• _WHAT IS REQUIRED_:
Where a line contains the word "JSON", copy that line.

• _GIVEN INFORMATION_:
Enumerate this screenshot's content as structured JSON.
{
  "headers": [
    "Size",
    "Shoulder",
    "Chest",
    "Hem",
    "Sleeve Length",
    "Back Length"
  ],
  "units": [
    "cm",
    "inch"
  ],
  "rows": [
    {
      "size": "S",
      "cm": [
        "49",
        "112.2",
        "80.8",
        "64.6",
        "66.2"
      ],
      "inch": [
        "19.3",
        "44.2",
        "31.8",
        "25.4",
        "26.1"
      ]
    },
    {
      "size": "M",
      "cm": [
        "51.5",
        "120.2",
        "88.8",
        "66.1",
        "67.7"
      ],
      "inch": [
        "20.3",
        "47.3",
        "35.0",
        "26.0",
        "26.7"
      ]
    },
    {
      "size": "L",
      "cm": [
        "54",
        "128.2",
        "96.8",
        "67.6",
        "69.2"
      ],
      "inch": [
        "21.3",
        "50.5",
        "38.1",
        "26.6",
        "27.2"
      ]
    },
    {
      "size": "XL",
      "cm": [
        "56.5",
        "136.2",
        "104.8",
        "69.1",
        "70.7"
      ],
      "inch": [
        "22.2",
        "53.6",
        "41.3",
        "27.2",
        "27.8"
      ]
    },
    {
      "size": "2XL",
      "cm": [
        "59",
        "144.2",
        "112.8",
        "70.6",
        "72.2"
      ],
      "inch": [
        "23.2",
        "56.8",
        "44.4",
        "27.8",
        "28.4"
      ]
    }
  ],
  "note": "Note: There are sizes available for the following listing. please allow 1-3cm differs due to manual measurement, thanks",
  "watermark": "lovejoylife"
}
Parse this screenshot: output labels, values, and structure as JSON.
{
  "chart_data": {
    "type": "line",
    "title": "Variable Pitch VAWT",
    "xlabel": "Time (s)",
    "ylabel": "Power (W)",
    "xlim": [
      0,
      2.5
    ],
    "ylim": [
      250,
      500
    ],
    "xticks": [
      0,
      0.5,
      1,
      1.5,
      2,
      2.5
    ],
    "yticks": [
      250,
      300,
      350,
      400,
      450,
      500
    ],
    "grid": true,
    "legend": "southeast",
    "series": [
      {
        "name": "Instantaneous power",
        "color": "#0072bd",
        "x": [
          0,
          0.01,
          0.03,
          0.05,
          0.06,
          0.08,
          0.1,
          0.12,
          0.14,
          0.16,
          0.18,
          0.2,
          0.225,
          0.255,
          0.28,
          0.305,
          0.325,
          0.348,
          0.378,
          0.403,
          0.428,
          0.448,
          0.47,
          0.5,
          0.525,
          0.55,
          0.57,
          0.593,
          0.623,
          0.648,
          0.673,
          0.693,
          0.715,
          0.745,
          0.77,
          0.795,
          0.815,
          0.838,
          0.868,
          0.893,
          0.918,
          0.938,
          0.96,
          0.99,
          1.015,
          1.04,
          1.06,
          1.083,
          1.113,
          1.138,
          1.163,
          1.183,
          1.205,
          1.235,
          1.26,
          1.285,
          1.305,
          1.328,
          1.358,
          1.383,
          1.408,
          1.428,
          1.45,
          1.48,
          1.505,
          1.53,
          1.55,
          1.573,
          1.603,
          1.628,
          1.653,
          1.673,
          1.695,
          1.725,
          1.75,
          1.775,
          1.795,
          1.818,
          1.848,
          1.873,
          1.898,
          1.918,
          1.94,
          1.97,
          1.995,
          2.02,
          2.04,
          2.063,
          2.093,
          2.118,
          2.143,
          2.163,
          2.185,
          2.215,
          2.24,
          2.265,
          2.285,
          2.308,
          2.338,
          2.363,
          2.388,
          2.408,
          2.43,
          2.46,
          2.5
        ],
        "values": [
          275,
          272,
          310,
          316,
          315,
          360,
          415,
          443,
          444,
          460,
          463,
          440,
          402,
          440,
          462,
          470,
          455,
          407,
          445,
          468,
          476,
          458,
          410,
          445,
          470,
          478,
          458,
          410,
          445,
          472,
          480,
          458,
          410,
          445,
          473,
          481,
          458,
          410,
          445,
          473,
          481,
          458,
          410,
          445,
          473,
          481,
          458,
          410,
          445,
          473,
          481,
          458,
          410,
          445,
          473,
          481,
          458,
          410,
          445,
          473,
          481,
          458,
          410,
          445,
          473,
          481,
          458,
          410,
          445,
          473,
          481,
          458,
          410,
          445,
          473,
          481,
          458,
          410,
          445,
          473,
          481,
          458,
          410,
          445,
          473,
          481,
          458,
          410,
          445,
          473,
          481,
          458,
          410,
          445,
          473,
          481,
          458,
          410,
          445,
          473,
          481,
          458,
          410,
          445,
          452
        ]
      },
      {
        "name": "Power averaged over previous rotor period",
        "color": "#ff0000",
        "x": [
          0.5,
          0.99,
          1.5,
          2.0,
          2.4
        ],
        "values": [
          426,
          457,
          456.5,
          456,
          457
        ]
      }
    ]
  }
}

• _THE OUTPUT_:
Enumerate this screenshot's content as structured JSON.
Parse this screenshot: output labels, values, and structure as JSON.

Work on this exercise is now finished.